-- begin Records supplied --
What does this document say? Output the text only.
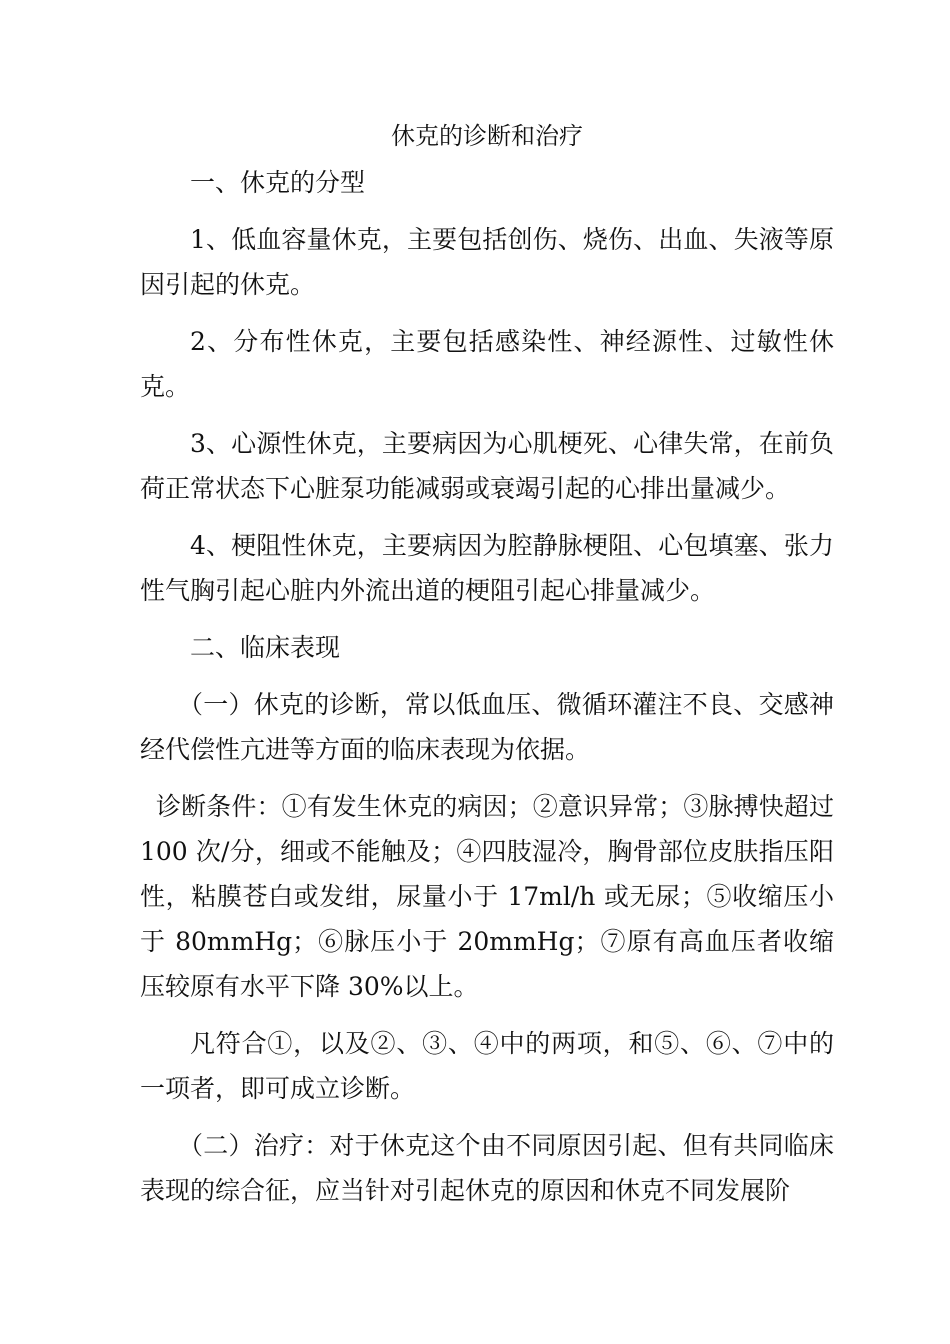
休克的诊断和治疗

一、休克的分型

1、低血容量休克，主要包括创伤、烧伤、出血、失液等原因引起的休克。

2、分布性休克，主要包括感染性、神经源性、过敏性休克。

3、心源性休克，主要病因为心肌梗死、心律失常，在前负荷正常状态下心脏泵功能减弱或衰竭引起的心排出量减少。

4、梗阻性休克，主要病因为腔静脉梗阻、心包填塞、张力性气胸引起心脏内外流出道的梗阻引起心排量减少。

二、临床表现

（一）休克的诊断，常以低血压、微循环灌注不良、交感神经代偿性亢进等方面的临床表现为依据。

诊断条件：①有发生休克的病因；②意识异常；③脉搏快超过 100 次/分，细或不能触及；④四肢湿冷，胸骨部位皮肤指压阳性，粘膜苍白或发绀，尿量小于 17ml/h 或无尿；⑤收缩压小于 80mmHg；⑥脉压小于 20mmHg；⑦原有高血压者收缩压较原有水平下降 30%以上。

凡符合①，以及②、③、④中的两项，和⑤、⑥、⑦中的一项者，即可成立诊断。

（二）治疗：对于休克这个由不同原因引起、但有共同临床表现的综合征，应当针对引起休克的原因和休克不同发展阶
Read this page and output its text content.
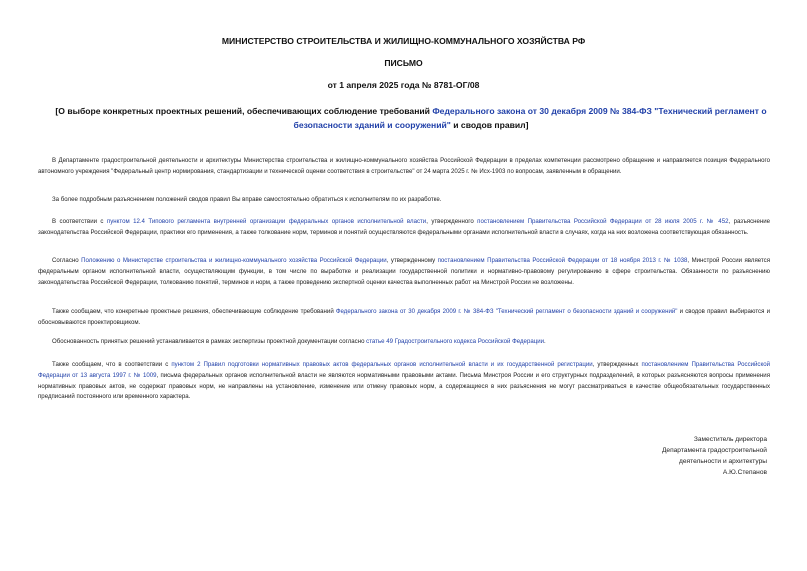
МИНИСТЕРСТВО СТРОИТЕЛЬСТВА И ЖИЛИЩНО-КОММУНАЛЬНОГО ХОЗЯЙСТВА РФ
ПИСЬМО
от 1 апреля 2025 года № 8781-ОГ/08
[О выборе конкретных проектных решений, обеспечивающих соблюдение требований Федерального закона от 30 декабря 2009 № 384-ФЗ "Технический регламент о безопасности зданий и сооружений" и сводов правил]
В Департаменте градостроительной деятельности и архитектуры Министерства строительства и жилищно-коммунального хозяйства Российской Федерации в пределах компетенции рассмотрено обращение и направляется позиция Федерального автономного учреждения "Федеральный центр нормирования, стандартизации и технической оценки соответствия в строительстве" от 24 марта 2025 г. № Исх-1903 по вопросам, заявленным в обращении.
За более подробным разъяснением положений сводов правил Вы вправе самостоятельно обратиться к исполнителям по их разработке.
В соответствии с пунктом 12.4 Типового регламента внутренней организации федеральных органов исполнительной власти, утвержденного постановлением Правительства Российской Федерации от 28 июля 2005 г. № 452, разъяснение законодательства Российской Федерации, практики его применения, а также толкование норм, терминов и понятий осуществляются федеральными органами исполнительной власти в случаях, когда на них возложена соответствующая обязанность.
Согласно Положению о Министерстве строительства и жилищно-коммунального хозяйства Российской Федерации, утвержденному постановлением Правительства Российской Федерации от 18 ноября 2013 г. № 1038, Минстрой России является федеральным органом исполнительной власти, осуществляющим функции, в том числе по выработке и реализации государственной политики и нормативно-правовому регулированию в сфере строительства. Обязанности по разъяснению законодательства Российской Федерации, толкованию понятий, терминов и норм, а также проведению экспертной оценки качества выполненных работ на Минстрой России не возложены.
Также сообщаем, что конкретные проектные решения, обеспечивающие соблюдение требований Федерального закона от 30 декабря 2009 г. № 384-ФЗ "Технический регламент о безопасности зданий и сооружений" и сводов правил выбираются и обосновываются проектировщиком.
Обоснованность принятых решений устанавливается в рамках экспертизы проектной документации согласно статье 49 Градостроительного кодекса Российской Федерации.
Также сообщаем, что в соответствии с пунктом 2 Правил подготовки нормативных правовых актов федеральных органов исполнительной власти и их государственной регистрации, утвержденных постановлением Правительства Российской Федерации от 13 августа 1997 г. № 1009, письма федеральных органов исполнительной власти не являются нормативными правовыми актами. Письма Минстроя России и его структурных подразделений, в которых разъясняются вопросы применения нормативных правовых актов, не содержат правовых норм, не направлены на установление, изменение или отмену правовых норм, а содержащиеся в них разъяснения не могут рассматриваться в качестве общеобязательных государственных предписаний постоянного или временного характера.
Заместитель директора
Департамента градостроительной
деятельности и архитектуры
А.Ю.Степанов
-- end Records supplied --
Work to be completed: Your task is to retype all the entries exactly and leave out any pictures.

Task output:
What does this document say? Output the text only.
休克的诊断和治疗

一、休克的分型

1、低血容量休克，主要包括创伤、烧伤、出血、失液等原因引起的休克。

2、分布性休克，主要包括感染性、神经源性、过敏性休克。

3、心源性休克，主要病因为心肌梗死、心律失常，在前负荷正常状态下心脏泵功能减弱或衰竭引起的心排出量减少。

4、梗阻性休克，主要病因为腔静脉梗阻、心包填塞、张力性气胸引起心脏内外流出道的梗阻引起心排量减少。

二、临床表现

（一）休克的诊断，常以低血压、微循环灌注不良、交感神经代偿性亢进等方面的临床表现为依据。

诊断条件：①有发生休克的病因；②意识异常；③脉搏快超过 100 次/分，细或不能触及；④四肢湿冷，胸骨部位皮肤指压阳性，粘膜苍白或发绀，尿量小于 17ml/h 或无尿；⑤收缩压小于 80mmHg；⑥脉压小于 20mmHg；⑦原有高血压者收缩压较原有水平下降 30%以上。

凡符合①，以及②、③、④中的两项，和⑤、⑥、⑦中的一项者，即可成立诊断。

（二）治疗：对于休克这个由不同原因引起、但有共同临床表现的综合征，应当针对引起休克的原因和休克不同发展阶
Read this page and output its text content.
МИНИСТЕРСТВО СТРОИТЕЛЬСТВА И ЖИЛИЩНО-КОММУНАЛЬНОГО ХОЗЯЙСТВА РФ
ПИСЬМО
от 1 апреля 2025 года № 8781-ОГ/08
[О выборе конкретных проектных решений, обеспечивающих соблюдение требований Федерального закона от 30 декабря 2009 № 384-ФЗ "Технический регламент о безопасности зданий и сооружений" и сводов правил]
В Департаменте градостроительной деятельности и архитектуры Министерства строительства и жилищно-коммунального хозяйства Российской Федерации в пределах компетенции рассмотрено обращение и направляется позиция Федерального автономного учреждения "Федеральный центр нормирования, стандартизации и технической оценки соответствия в строительстве" от 24 марта 2025 г. № Исх-1903 по вопросам, заявленным в обращении.
За более подробным разъяснением положений сводов правил Вы вправе самостоятельно обратиться к исполнителям по их разработке.
В соответствии с пунктом 12.4 Типового регламента внутренней организации федеральных органов исполнительной власти, утвержденного постановлением Правительства Российской Федерации от 28 июля 2005 г. № 452, разъяснение законодательства Российской Федерации, практики его применения, а также толкование норм, терминов и понятий осуществляются федеральными органами исполнительной власти в случаях, когда на них возложена соответствующая обязанность.
Согласно Положению о Министерстве строительства и жилищно-коммунального хозяйства Российской Федерации, утвержденному постановлением Правительства Российской Федерации от 18 ноября 2013 г. № 1038, Минстрой России является федеральным органом исполнительной власти, осуществляющим функции, в том числе по выработке и реализации государственной политики и нормативно-правовому регулированию в сфере строительства. Обязанности по разъяснению законодательства Российской Федерации, толкованию понятий, терминов и норм, а также проведению экспертной оценки качества выполненных работ на Минстрой России не возложены.
Также сообщаем, что конкретные проектные решения, обеспечивающие соблюдение требований Федерального закона от 30 декабря 2009 г. № 384-ФЗ "Технический регламент о безопасности зданий и сооружений" и сводов правил выбираются и обосновываются проектировщиком.
Обоснованность принятых решений устанавливается в рамках экспертизы проектной документации согласно статье 49 Градостроительного кодекса Российской Федерации.
Также сообщаем, что в соответствии с пунктом 2 Правил подготовки нормативных правовых актов федеральных органов исполнительной власти и их государственной регистрации, утвержденных постановлением Правительства Российской Федерации от 13 августа 1997 г. № 1009, письма федеральных органов исполнительной власти не являются нормативными правовыми актами. Письма Минстроя России и его структурных подразделений, в которых разъясняются вопросы применения нормативных правовых актов, не содержат правовых норм, не направлены на установление, изменение или отмену правовых норм, а содержащиеся в них разъяснения не могут рассматриваться в качестве общеобязательных государственных предписаний постоянного или временного характера.
Заместитель директора
Департамента градостроительной
деятельности и архитектуры
А.Ю.Степанов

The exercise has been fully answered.